"""

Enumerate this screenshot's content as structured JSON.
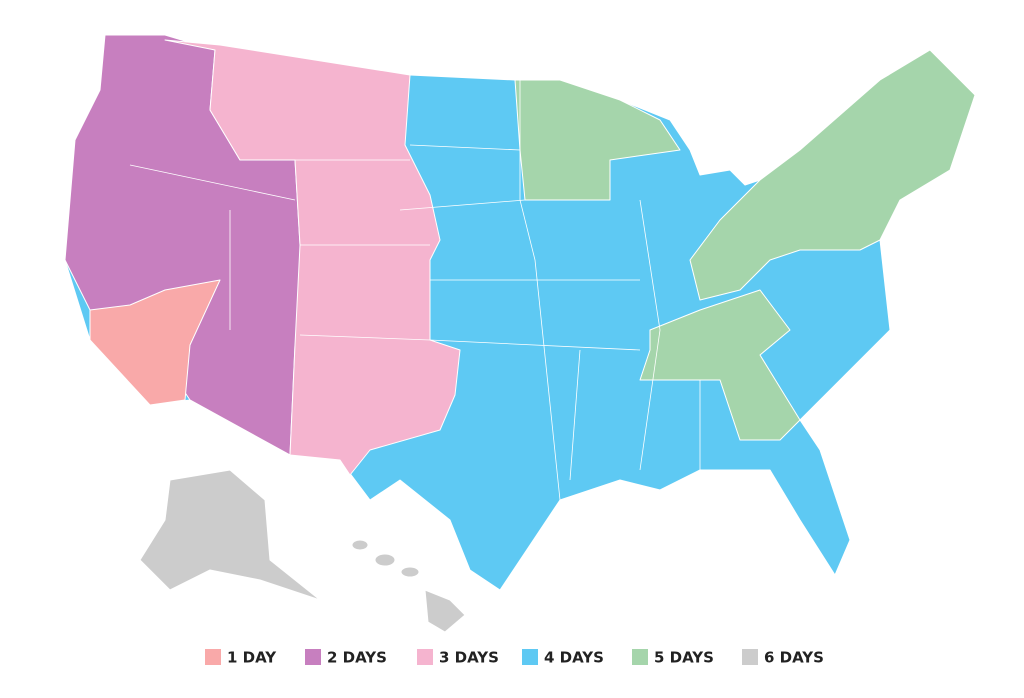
{
  "legend": {
    "items": [
      {
        "label": "1 DAY",
        "color": "#f9a9a9"
      },
      {
        "label": "2 DAYS",
        "color": "#c77fbf"
      },
      {
        "label": "3 DAYS",
        "color": "#f5b4cf"
      },
      {
        "label": "4 DAYS",
        "color": "#5ec9f3"
      },
      {
        "label": "5 DAYS",
        "color": "#a5d5ab"
      },
      {
        "label": "6 DAYS",
        "color": "#cccccc"
      }
    ]
  }
}
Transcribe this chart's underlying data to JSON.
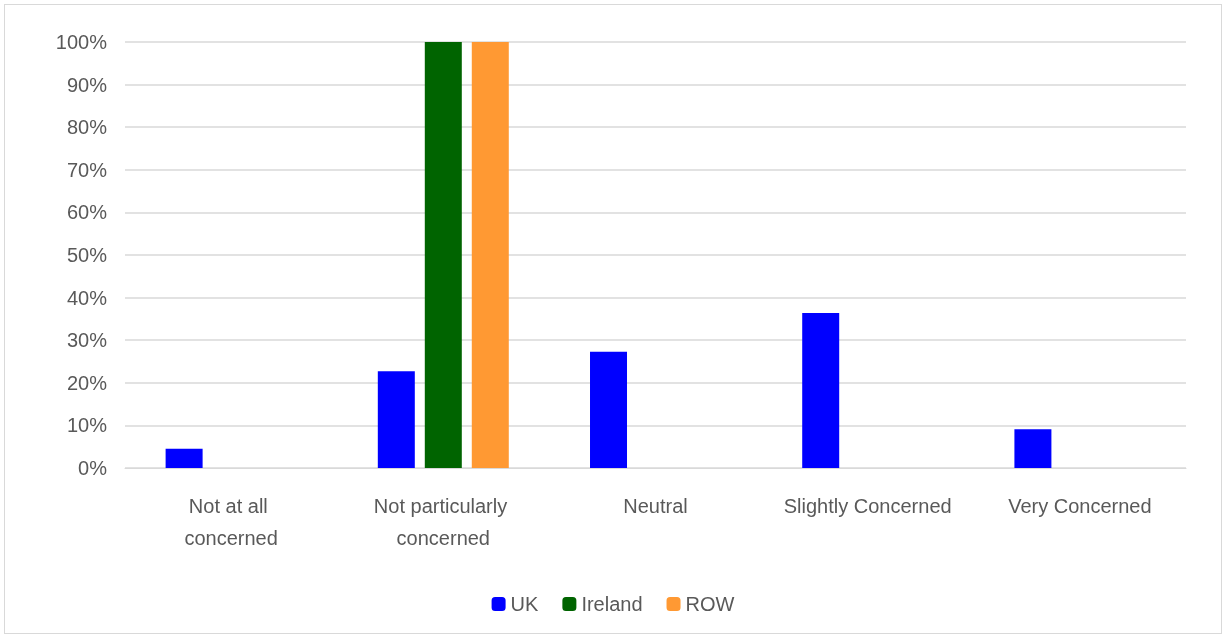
{
  "chart_data": {
    "type": "bar",
    "categories": [
      "Not at all concerned",
      "Not particularly concerned",
      "Neutral",
      "Slightly Concerned",
      "Very Concerned"
    ],
    "series": [
      {
        "name": "UK",
        "color": "#0000ff",
        "values": [
          4.5,
          22.7,
          27.3,
          36.4,
          9.1
        ]
      },
      {
        "name": "Ireland",
        "color": "#006400",
        "values": [
          0,
          100,
          0,
          0,
          0
        ]
      },
      {
        "name": "ROW",
        "color": "#ff9933",
        "values": [
          0,
          100,
          0,
          0,
          0
        ]
      }
    ],
    "ylim": [
      0,
      100
    ],
    "yticks": [
      {
        "value": 0,
        "label": "0%"
      },
      {
        "value": 10,
        "label": "10%"
      },
      {
        "value": 20,
        "label": "20%"
      },
      {
        "value": 30,
        "label": "30%"
      },
      {
        "value": 40,
        "label": "40%"
      },
      {
        "value": 50,
        "label": "50%"
      },
      {
        "value": 60,
        "label": "60%"
      },
      {
        "value": 70,
        "label": "70%"
      },
      {
        "value": 80,
        "label": "80%"
      },
      {
        "value": 90,
        "label": "90%"
      },
      {
        "value": 100,
        "label": "100%"
      }
    ],
    "grid": true,
    "legend": "bottom"
  }
}
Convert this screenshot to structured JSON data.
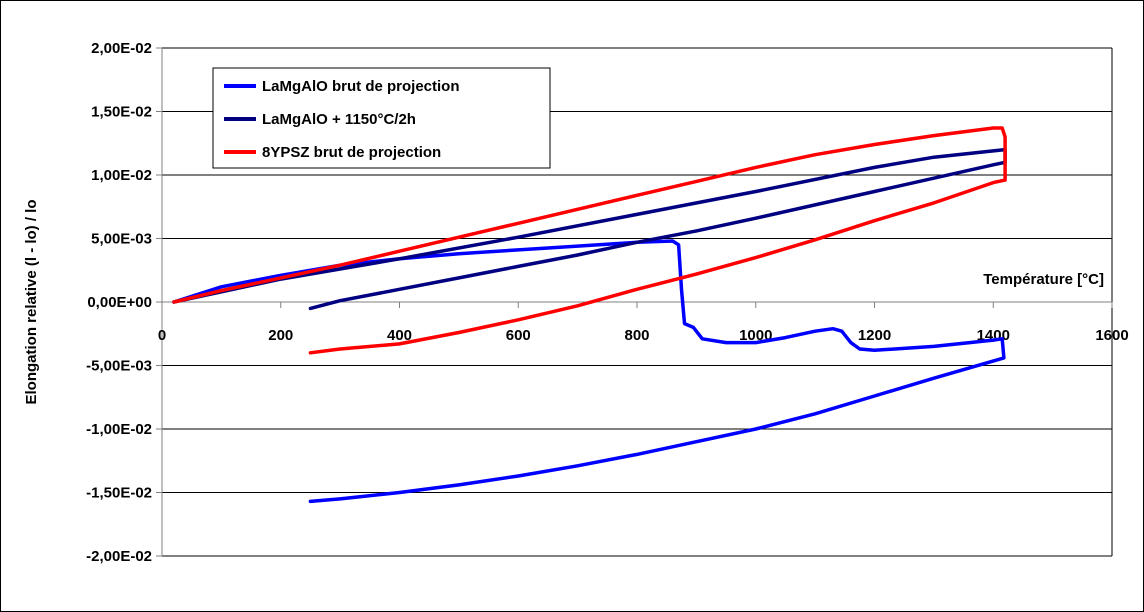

"""

Within the listing above, find every line containing the string "this" and return it.

COMPLETE RESPONSE:
Enumerate this screenshot's content as structured JSON.
Transcribe this chart's underlying data to JSON.
Convert this screenshot to structured JSON data.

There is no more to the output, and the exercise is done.